# [WRITTEN INSTRUCTION 1]
Answer these questions using the court appeal passage:
(a) What date does the letter of dismissal carry?
(b) On which documents did learned counsel for the appellant rely at the hearing?
(c) What did learned counsel for the Respondent urge the Court to do?
# [WRITTEN INSTRUCTION 2]
Extend the court appeal passage, starting after its final sentence.

# [SELECTED EXCERPT]
○ ○ ○
The Respondent presented the following four issues for determination:

“1. Whether the trial Judge was right in declaring that the Appellant letter of dismissal dated 22/10/98 tender as exhibit “e” was null and void and a violation of the appellant Junior Staff condition of service.

  1. Whether the Judge was right to award damages against the appellant for breach of contract of employment.
  2. Whether the action as constituted in the lower court was statute barred.
  3. Whether the trial Judge was right in ordering the filing of pleading in an action commence under originating summons.”

At the hearing of the appeal learned counsel for the appellant adopted and relied on the Appellant’s brief and the reply brief. He urged the Court to allow the appeal.

Learned Counsel for the Respondent also adopted and relied on the Respondent’s brief and urged the Court to dismiss the appeal and affirm the judgment of the Court below.
○ ○ ○
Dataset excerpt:
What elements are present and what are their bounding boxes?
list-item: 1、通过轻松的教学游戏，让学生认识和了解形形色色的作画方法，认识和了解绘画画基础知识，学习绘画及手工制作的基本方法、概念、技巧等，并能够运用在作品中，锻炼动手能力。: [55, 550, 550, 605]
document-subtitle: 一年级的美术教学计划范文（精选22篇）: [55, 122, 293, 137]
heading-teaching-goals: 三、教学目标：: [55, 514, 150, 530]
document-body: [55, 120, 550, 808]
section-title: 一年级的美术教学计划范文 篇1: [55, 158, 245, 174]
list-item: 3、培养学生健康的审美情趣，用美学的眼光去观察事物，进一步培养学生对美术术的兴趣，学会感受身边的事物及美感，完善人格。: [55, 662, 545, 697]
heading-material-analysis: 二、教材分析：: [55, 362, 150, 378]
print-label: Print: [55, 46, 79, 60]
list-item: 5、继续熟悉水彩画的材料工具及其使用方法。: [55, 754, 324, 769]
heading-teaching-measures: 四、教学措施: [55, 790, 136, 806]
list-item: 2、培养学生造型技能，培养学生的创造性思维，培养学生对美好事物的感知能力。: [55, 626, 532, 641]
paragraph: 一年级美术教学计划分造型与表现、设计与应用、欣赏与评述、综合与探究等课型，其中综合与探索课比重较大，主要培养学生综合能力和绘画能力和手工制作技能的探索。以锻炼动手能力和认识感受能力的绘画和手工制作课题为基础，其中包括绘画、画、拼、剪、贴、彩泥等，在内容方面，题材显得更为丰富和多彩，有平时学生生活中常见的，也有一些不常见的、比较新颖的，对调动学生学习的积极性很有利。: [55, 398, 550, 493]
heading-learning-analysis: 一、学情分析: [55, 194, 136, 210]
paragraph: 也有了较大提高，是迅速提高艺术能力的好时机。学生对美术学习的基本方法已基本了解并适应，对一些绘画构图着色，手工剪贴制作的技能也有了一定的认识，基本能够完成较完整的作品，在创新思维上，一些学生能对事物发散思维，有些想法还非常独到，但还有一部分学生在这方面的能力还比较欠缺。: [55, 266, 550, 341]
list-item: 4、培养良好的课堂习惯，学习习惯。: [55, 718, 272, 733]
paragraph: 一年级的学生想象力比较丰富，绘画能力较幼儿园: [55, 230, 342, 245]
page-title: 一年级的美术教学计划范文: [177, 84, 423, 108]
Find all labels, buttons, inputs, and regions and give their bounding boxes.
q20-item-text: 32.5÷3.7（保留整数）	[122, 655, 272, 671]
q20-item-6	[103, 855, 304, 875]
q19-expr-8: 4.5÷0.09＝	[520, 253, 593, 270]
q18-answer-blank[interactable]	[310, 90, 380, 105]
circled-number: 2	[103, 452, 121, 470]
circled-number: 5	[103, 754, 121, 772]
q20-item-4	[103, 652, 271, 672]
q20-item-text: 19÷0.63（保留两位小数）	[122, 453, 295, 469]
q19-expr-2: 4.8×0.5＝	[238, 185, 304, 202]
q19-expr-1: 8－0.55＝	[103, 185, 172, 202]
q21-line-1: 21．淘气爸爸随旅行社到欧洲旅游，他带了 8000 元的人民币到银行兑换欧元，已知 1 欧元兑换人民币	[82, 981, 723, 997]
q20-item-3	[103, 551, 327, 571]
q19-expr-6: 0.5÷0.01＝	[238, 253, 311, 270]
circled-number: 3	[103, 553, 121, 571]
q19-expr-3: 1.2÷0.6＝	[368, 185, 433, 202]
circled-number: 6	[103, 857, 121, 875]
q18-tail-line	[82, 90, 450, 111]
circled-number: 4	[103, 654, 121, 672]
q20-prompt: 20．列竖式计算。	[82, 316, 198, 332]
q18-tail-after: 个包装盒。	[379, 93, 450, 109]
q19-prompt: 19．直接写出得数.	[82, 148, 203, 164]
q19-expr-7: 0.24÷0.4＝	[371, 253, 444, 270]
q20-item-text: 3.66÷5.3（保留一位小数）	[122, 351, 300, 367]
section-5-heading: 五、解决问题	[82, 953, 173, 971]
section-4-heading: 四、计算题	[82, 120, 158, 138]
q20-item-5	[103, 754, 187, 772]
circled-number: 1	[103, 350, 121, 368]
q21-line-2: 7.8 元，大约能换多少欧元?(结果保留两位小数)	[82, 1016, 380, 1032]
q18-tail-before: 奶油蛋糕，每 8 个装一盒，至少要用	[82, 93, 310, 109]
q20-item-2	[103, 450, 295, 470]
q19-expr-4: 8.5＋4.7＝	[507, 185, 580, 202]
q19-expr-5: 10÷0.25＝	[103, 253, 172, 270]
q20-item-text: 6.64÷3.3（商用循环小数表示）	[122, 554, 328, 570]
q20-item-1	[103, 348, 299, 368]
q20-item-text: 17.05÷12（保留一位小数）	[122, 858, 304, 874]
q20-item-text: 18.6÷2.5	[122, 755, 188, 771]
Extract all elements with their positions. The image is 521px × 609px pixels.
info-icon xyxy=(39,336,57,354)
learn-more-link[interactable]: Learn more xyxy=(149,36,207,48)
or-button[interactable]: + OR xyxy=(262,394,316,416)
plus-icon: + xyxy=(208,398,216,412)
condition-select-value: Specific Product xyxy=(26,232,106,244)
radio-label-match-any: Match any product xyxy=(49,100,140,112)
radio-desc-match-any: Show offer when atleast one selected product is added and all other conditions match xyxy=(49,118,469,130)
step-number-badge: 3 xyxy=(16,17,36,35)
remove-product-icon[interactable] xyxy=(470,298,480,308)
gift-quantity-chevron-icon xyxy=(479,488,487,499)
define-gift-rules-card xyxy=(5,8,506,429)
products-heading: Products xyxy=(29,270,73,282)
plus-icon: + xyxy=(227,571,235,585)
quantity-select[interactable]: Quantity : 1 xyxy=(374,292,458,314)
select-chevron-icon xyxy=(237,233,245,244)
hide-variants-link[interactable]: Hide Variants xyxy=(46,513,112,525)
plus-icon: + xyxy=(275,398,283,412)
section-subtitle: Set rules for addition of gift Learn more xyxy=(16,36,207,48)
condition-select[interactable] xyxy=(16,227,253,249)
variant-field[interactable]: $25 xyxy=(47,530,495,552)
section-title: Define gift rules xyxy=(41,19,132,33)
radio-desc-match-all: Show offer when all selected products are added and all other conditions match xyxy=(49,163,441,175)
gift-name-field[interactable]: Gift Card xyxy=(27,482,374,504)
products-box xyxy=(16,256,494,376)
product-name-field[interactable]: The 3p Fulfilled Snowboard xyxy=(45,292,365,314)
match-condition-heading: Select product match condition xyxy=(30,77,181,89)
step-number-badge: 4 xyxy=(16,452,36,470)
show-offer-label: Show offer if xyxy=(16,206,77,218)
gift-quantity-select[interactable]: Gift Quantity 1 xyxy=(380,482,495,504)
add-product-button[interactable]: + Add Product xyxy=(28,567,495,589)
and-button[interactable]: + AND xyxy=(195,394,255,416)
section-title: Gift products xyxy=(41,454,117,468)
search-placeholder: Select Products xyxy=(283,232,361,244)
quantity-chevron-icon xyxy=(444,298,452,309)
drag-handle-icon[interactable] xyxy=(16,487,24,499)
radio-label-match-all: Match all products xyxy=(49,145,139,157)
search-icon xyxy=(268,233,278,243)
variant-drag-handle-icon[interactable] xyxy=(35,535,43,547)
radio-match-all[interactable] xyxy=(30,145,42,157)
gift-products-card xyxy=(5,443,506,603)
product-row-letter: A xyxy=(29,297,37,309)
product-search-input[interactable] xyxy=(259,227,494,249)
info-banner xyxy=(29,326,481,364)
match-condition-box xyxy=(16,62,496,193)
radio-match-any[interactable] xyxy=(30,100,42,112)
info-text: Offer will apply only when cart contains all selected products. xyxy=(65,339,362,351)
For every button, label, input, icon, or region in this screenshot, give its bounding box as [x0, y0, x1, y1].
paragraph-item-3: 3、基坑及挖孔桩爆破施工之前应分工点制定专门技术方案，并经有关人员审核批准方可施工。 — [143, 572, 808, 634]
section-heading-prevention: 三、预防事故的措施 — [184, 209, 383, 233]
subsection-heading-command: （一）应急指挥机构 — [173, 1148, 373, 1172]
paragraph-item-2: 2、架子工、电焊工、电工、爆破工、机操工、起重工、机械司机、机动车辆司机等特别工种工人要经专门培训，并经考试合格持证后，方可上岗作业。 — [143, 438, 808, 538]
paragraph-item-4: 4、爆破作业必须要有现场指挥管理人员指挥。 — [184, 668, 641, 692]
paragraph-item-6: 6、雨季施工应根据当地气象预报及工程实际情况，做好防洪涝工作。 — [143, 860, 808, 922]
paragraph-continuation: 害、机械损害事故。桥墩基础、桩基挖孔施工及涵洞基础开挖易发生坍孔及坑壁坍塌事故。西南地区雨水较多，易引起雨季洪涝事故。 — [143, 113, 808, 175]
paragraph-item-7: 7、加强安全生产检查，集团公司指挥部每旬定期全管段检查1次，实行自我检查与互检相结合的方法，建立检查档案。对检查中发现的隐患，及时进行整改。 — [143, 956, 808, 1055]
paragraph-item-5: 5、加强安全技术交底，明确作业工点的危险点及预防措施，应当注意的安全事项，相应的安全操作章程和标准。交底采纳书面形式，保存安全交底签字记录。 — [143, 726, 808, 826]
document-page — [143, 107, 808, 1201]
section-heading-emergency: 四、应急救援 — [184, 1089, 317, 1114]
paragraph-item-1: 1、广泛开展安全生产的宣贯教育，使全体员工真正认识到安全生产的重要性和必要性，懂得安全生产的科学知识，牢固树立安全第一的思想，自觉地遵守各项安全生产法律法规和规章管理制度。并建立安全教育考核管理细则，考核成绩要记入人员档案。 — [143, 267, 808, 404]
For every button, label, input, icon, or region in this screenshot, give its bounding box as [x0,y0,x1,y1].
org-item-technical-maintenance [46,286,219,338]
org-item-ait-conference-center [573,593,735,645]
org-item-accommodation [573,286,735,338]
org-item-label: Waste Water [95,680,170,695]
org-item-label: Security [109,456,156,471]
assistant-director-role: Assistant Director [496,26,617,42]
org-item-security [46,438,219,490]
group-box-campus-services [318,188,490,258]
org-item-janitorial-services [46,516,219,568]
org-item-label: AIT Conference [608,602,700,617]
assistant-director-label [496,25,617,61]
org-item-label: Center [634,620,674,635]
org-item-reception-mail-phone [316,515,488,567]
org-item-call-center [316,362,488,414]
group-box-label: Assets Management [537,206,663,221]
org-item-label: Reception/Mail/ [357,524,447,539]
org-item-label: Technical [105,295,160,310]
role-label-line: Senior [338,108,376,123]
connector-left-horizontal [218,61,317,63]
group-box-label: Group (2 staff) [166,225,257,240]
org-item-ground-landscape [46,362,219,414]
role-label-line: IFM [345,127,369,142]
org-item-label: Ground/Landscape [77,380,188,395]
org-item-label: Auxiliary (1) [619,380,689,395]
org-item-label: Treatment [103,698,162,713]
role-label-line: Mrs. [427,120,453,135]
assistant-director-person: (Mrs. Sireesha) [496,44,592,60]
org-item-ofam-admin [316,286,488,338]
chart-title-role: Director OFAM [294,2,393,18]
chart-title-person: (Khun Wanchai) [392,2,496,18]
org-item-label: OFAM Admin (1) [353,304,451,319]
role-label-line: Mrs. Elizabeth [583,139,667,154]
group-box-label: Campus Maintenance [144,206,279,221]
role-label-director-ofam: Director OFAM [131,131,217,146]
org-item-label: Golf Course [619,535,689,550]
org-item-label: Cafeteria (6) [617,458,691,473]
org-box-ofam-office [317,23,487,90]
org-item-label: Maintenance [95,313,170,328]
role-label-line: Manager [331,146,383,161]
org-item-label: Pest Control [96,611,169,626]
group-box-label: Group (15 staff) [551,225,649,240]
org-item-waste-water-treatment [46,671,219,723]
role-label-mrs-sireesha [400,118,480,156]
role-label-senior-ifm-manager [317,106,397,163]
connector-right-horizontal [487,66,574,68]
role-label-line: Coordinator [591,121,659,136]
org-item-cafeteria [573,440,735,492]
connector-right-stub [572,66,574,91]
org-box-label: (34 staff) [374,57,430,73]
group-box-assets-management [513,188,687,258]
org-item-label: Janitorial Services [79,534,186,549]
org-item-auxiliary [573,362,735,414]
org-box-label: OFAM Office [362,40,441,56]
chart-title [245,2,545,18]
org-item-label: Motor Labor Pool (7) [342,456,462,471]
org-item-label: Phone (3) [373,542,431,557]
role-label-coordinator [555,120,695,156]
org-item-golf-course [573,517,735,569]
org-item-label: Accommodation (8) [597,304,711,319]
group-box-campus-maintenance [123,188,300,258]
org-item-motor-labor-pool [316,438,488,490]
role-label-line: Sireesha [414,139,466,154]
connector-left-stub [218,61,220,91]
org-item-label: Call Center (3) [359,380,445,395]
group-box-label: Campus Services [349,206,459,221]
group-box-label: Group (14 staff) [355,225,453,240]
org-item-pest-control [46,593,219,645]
○ ○ ○
# [TASK RESPONSE 1]
(a) 22/10/98
(b) The Appellant's brief and the reply brief
(c) To dismiss the appeal and affirm the judgment of the Court below

# [TASK RESPONSE 2]
I have considered the proceeding of the lower Court as well as the briefs filed by Learned Counsel for the parties.

The Appellant formulated one issue from each ground of appeal. While this is not necessarily fatal to the appeal it is not good practice. An issue for determination should encompass one but preferably more grounds of appeal. See Oniah vs Ongia (1989) 1 NWLR (Pt 99) 514 at 516, Adejumo & Ors Vs Ayantegbo (1989) 3 NWLR (pt 110) 417. Issues for determination are not formulated to coincide with the number of grounds of appeal. See Nwudengi & Ors Vs Aleke (1996) 4 NWLR (Pt 449) 349 at 356.

In Anie & Ors Vs Chief Uzorka & Ors (1993) 8 NWLR (Pt 309) 1 SC the Supreme Court held

“………Indeed it is now a very well established principle of law that except in special cases where the grounds of appeal so dictate it is undesirable to formulate an issue in respect of each ground of appeal.”

See also Nwosu Vs Imo State Env. Sanitation Authority (1990) 12 NWLR (Pt 135) 688 at 714.

It is also observed that both counsel committed typographical errors that should have been corrected with minimal diligence.

There is a threshold issue in this appeal. It is the appellant’s issue number four. It is hereunder reproduced:

“Whether in the absence of the writ of summons the trial and judgment of the court below was valid.”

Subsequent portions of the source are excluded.